Can you reproduce the listing below word for word, leaving out the pictures?

□ □ □

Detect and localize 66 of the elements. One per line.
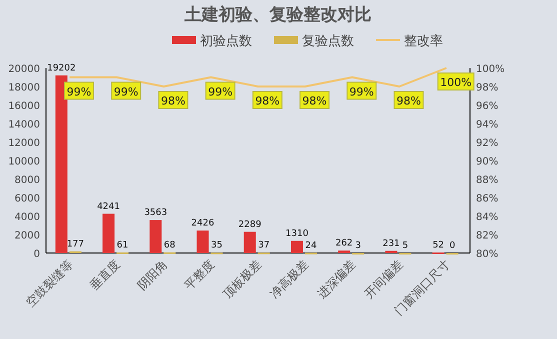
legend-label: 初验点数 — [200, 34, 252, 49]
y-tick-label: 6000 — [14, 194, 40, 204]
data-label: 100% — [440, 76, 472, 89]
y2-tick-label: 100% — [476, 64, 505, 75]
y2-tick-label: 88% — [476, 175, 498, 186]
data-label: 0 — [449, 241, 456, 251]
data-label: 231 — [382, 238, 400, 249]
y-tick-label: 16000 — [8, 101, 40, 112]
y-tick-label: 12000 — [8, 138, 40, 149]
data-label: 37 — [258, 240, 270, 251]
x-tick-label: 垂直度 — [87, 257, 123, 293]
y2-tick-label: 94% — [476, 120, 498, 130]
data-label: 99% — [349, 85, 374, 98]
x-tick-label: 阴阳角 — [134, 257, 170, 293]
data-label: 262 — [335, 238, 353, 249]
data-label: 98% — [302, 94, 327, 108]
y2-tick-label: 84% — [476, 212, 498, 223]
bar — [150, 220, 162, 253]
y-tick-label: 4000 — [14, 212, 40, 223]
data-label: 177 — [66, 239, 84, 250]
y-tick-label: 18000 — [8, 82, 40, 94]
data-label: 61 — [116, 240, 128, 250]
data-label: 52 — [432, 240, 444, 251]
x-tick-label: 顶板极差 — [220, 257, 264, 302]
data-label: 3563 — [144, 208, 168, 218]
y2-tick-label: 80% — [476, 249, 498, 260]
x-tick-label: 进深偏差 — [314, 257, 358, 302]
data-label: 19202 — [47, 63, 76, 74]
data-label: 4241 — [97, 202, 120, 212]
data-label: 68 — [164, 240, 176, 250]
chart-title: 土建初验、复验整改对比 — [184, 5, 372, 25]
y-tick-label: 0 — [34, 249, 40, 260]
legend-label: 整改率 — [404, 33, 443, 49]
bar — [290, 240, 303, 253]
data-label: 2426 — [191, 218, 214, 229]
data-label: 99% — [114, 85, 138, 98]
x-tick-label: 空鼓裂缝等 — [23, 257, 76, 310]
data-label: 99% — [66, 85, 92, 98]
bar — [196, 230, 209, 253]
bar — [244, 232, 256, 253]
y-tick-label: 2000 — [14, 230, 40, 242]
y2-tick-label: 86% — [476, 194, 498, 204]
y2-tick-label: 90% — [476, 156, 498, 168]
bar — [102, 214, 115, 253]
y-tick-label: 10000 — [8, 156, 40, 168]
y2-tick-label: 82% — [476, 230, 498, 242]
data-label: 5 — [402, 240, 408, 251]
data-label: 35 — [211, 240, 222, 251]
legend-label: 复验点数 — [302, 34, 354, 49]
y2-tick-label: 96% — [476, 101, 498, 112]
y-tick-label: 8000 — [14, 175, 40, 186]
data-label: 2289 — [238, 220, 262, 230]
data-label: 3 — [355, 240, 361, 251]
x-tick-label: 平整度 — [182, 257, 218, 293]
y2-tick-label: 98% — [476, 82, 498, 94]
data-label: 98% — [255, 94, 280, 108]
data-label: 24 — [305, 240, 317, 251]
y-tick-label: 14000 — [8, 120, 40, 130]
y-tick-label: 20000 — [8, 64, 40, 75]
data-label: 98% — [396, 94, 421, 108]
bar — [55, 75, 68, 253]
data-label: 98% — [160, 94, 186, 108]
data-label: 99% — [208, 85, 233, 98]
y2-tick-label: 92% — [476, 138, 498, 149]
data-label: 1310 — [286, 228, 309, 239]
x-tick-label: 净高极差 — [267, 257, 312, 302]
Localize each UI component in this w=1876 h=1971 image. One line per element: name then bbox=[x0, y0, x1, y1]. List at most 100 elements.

□ □ □

**Task response:**
Detect and localize 66 of the elements. One per line.
legend-label: 初验点数 — [200, 34, 252, 49]
y-tick-label: 6000 — [14, 194, 40, 204]
data-label: 100% — [440, 76, 472, 89]
y2-tick-label: 100% — [476, 64, 505, 75]
y2-tick-label: 88% — [476, 175, 498, 186]
data-label: 0 — [449, 241, 456, 251]
data-label: 231 — [382, 238, 400, 249]
y-tick-label: 16000 — [8, 101, 40, 112]
y-tick-label: 12000 — [8, 138, 40, 149]
data-label: 37 — [258, 240, 270, 251]
x-tick-label: 垂直度 — [87, 257, 123, 293]
y2-tick-label: 94% — [476, 120, 498, 130]
data-label: 99% — [349, 85, 374, 98]
x-tick-label: 阴阳角 — [134, 257, 170, 293]
data-label: 262 — [335, 238, 353, 249]
data-label: 98% — [302, 94, 327, 108]
y2-tick-label: 84% — [476, 212, 498, 223]
bar — [150, 220, 162, 253]
y-tick-label: 4000 — [14, 212, 40, 223]
data-label: 177 — [66, 239, 84, 250]
y-tick-label: 18000 — [8, 82, 40, 94]
data-label: 61 — [116, 240, 128, 250]
data-label: 52 — [432, 240, 444, 251]
x-tick-label: 顶板极差 — [220, 257, 264, 302]
data-label: 3563 — [144, 208, 168, 218]
y2-tick-label: 80% — [476, 249, 498, 260]
x-tick-label: 进深偏差 — [314, 257, 358, 302]
data-label: 19202 — [47, 63, 76, 74]
data-label: 4241 — [97, 202, 120, 212]
data-label: 68 — [164, 240, 176, 250]
chart-title: 土建初验、复验整改对比 — [184, 5, 372, 25]
y-tick-label: 0 — [34, 249, 40, 260]
legend-label: 整改率 — [404, 33, 443, 49]
bar — [290, 240, 303, 253]
data-label: 2426 — [191, 218, 214, 229]
data-label: 99% — [114, 85, 138, 98]
x-tick-label: 空鼓裂缝等 — [23, 257, 76, 310]
data-label: 99% — [66, 85, 92, 98]
bar — [196, 230, 209, 253]
bar — [244, 232, 256, 253]
y-tick-label: 2000 — [14, 230, 40, 242]
y2-tick-label: 86% — [476, 194, 498, 204]
y2-tick-label: 90% — [476, 156, 498, 168]
bar — [102, 214, 115, 253]
y-tick-label: 10000 — [8, 156, 40, 168]
y2-tick-label: 82% — [476, 230, 498, 242]
data-label: 5 — [402, 240, 408, 251]
data-label: 35 — [211, 240, 222, 251]
legend-label: 复验点数 — [302, 34, 354, 49]
y2-tick-label: 96% — [476, 101, 498, 112]
y-tick-label: 8000 — [14, 175, 40, 186]
data-label: 2289 — [238, 220, 262, 230]
data-label: 3 — [355, 240, 361, 251]
x-tick-label: 平整度 — [182, 257, 218, 293]
y2-tick-label: 98% — [476, 82, 498, 94]
data-label: 98% — [255, 94, 280, 108]
data-label: 24 — [305, 240, 317, 251]
y-tick-label: 14000 — [8, 120, 40, 130]
y-tick-label: 20000 — [8, 64, 40, 75]
data-label: 98% — [396, 94, 421, 108]
bar — [55, 75, 68, 253]
data-label: 98% — [160, 94, 186, 108]
data-label: 99% — [208, 85, 233, 98]
y2-tick-label: 92% — [476, 138, 498, 149]
data-label: 1310 — [286, 228, 309, 239]
x-tick-label: 净高极差 — [267, 257, 312, 302]
Localize each UI component in this w=1876 h=1971 image. One line per element: name then bbox=[x0, y0, x1, y1]. List at most 100 elements.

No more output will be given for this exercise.